Go through the material and pull out every line with the string "credits" in it.
=====
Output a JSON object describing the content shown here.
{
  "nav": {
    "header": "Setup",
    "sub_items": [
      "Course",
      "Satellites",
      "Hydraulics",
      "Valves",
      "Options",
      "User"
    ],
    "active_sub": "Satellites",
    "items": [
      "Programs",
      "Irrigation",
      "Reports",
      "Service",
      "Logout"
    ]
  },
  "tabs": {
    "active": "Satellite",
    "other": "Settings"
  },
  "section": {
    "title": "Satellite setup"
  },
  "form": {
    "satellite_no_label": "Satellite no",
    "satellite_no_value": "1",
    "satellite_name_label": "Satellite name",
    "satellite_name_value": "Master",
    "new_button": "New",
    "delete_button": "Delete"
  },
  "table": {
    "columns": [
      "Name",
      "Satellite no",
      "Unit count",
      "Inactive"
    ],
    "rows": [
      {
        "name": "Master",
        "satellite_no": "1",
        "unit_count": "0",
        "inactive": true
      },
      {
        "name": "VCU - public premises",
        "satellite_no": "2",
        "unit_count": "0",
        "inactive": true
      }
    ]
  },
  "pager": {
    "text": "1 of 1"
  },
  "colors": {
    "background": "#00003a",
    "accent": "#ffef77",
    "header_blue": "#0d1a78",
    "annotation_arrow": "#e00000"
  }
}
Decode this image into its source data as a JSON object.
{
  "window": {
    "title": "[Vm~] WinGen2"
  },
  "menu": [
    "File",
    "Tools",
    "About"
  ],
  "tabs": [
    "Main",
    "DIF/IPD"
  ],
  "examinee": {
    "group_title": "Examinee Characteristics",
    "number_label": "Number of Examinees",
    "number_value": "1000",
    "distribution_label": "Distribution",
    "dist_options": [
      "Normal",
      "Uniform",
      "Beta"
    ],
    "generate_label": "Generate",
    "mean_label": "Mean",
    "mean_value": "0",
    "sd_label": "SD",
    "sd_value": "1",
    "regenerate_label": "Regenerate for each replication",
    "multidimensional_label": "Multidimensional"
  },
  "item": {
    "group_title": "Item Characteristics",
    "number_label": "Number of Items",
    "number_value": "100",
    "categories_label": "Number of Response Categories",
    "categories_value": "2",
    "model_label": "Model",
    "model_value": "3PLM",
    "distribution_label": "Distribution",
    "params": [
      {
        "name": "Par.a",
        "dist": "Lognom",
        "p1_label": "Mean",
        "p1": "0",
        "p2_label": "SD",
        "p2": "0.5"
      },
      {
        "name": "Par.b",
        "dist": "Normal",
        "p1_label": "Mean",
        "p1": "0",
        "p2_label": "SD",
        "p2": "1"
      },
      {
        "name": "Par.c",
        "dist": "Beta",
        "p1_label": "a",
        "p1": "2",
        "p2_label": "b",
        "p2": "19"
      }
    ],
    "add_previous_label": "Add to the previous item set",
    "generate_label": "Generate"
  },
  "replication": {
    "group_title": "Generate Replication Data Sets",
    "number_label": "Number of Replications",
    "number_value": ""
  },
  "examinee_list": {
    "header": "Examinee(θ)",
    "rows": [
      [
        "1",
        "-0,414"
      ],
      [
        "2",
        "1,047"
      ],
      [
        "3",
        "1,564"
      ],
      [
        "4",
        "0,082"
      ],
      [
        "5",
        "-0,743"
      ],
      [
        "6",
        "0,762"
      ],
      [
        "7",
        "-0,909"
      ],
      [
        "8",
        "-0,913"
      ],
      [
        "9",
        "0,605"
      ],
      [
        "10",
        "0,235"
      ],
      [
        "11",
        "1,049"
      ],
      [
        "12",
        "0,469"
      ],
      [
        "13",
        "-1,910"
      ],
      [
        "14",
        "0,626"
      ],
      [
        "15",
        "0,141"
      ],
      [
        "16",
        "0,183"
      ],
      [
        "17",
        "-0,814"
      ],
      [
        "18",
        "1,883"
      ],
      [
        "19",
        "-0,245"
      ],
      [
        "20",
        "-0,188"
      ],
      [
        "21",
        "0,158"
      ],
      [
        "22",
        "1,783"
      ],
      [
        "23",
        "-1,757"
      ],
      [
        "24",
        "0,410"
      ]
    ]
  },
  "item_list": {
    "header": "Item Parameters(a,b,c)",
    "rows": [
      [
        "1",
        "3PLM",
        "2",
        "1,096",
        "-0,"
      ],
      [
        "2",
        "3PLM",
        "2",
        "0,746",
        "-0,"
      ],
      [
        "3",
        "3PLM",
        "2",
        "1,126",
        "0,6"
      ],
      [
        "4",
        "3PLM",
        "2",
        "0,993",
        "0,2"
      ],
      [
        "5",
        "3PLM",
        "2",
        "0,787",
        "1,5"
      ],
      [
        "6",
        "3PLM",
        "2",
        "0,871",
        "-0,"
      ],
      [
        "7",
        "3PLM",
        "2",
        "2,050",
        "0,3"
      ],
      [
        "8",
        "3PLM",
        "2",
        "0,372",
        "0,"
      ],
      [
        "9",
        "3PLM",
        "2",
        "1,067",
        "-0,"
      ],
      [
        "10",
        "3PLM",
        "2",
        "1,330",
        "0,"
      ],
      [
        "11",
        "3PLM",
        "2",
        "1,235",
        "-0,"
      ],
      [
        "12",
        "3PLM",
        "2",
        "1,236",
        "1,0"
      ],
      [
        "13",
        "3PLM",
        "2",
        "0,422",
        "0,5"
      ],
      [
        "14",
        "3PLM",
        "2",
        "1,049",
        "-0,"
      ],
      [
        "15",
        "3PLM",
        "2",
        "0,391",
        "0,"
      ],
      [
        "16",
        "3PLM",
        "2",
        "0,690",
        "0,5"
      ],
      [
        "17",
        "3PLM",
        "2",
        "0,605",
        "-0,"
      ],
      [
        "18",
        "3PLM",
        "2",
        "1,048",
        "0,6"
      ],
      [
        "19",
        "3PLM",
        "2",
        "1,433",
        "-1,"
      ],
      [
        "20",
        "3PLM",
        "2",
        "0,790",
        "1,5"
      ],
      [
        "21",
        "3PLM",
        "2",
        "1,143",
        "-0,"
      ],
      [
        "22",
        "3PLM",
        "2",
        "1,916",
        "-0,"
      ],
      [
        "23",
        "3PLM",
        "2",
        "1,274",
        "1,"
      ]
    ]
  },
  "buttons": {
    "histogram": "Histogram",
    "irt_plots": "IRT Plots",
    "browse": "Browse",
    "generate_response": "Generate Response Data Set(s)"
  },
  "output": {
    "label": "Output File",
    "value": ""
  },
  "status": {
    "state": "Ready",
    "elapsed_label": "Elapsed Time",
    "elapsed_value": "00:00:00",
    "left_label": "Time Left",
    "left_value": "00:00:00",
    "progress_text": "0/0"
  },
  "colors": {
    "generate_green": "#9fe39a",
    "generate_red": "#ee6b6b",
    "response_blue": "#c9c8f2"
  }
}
=====
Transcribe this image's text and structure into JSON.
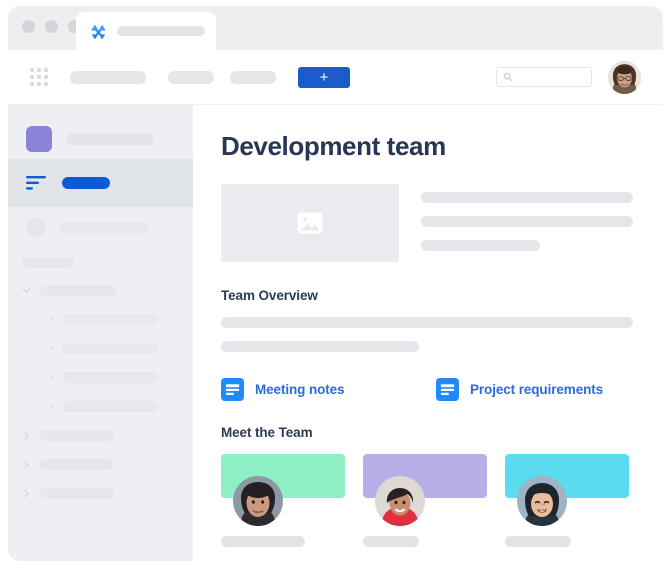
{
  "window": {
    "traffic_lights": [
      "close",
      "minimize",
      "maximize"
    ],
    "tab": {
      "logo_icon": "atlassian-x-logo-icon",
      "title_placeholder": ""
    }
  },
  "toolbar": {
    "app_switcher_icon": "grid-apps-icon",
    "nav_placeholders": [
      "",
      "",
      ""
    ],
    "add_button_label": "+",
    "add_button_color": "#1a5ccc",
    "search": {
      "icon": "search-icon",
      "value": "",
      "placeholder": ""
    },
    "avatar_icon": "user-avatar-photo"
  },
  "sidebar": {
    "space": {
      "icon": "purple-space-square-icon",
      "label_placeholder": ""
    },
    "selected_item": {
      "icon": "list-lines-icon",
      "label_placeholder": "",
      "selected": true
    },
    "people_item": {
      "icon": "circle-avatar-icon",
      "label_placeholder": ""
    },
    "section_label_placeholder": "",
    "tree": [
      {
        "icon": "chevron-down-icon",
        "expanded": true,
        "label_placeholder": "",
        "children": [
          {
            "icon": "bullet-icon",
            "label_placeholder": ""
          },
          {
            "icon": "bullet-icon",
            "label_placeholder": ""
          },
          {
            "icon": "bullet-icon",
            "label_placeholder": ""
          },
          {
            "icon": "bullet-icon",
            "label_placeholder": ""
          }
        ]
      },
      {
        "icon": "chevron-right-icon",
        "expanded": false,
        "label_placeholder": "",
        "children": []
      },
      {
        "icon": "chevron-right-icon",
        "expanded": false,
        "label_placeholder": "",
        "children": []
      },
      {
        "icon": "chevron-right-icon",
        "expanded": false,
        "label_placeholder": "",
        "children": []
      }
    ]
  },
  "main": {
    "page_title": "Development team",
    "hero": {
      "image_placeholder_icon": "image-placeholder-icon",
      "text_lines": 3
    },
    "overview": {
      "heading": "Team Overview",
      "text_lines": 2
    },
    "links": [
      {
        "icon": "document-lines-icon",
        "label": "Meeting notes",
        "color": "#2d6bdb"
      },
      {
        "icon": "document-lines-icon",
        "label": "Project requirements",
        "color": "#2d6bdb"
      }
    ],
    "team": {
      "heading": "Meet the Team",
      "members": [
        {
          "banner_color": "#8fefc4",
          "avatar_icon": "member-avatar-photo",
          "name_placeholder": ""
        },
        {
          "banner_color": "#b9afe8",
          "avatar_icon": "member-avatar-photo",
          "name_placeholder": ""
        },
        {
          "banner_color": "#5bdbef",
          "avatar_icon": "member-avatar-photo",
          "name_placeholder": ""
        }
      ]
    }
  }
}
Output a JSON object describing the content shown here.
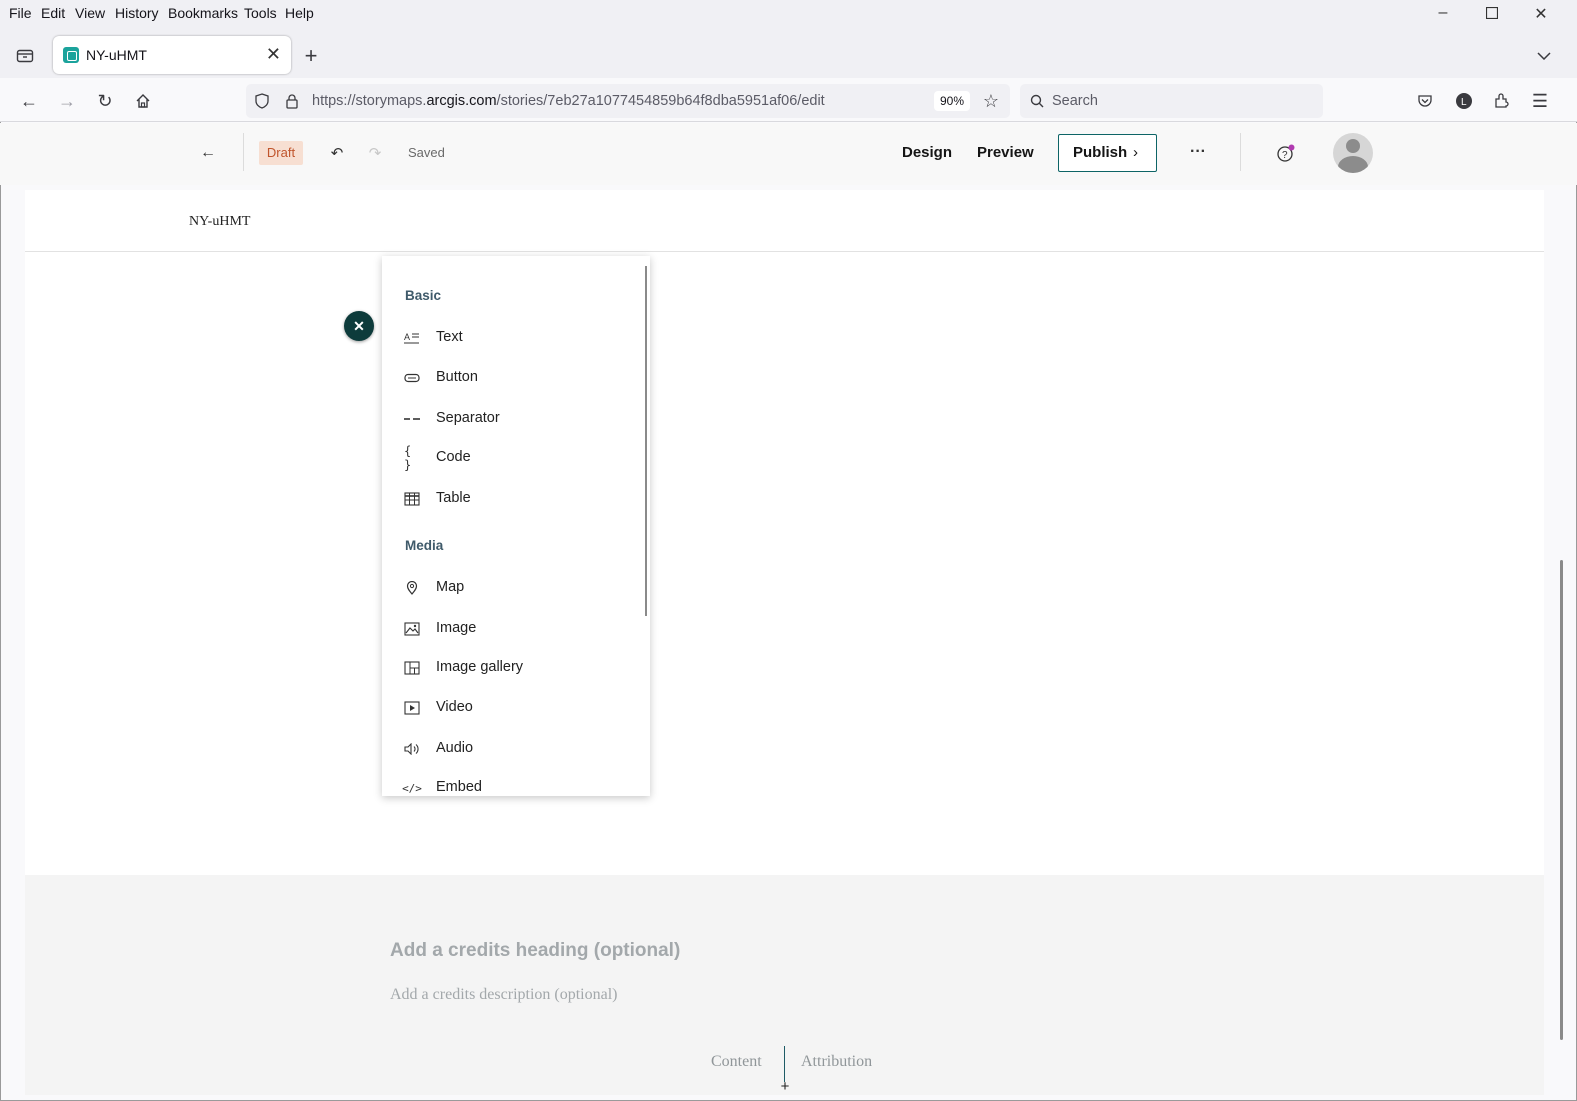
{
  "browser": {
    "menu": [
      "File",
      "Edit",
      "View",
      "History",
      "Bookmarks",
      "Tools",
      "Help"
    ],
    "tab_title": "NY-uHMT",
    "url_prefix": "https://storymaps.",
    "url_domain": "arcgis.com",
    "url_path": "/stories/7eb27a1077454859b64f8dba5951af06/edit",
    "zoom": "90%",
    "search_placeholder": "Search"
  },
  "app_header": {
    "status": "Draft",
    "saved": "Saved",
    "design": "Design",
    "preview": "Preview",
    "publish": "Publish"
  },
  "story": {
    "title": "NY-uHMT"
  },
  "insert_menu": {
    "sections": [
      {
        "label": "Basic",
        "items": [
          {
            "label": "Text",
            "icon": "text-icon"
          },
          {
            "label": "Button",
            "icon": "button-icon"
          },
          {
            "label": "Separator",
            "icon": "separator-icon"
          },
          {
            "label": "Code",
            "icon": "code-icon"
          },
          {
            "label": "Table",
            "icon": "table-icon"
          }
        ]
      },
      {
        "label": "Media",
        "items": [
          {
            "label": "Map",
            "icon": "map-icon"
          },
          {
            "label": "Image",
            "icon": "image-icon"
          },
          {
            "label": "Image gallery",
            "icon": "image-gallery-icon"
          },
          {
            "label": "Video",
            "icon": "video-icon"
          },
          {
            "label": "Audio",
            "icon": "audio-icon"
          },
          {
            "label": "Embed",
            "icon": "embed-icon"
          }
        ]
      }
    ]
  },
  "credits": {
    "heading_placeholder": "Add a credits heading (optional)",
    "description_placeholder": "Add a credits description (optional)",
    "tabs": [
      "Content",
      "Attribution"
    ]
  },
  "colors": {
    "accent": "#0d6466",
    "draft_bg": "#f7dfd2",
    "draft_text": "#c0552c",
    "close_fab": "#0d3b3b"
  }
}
=====
== Task answer ==
  "credits": {
    "heading_placeholder": "Add a credits heading (optional)",
    "description_placeholder": "Add a credits description (optional)",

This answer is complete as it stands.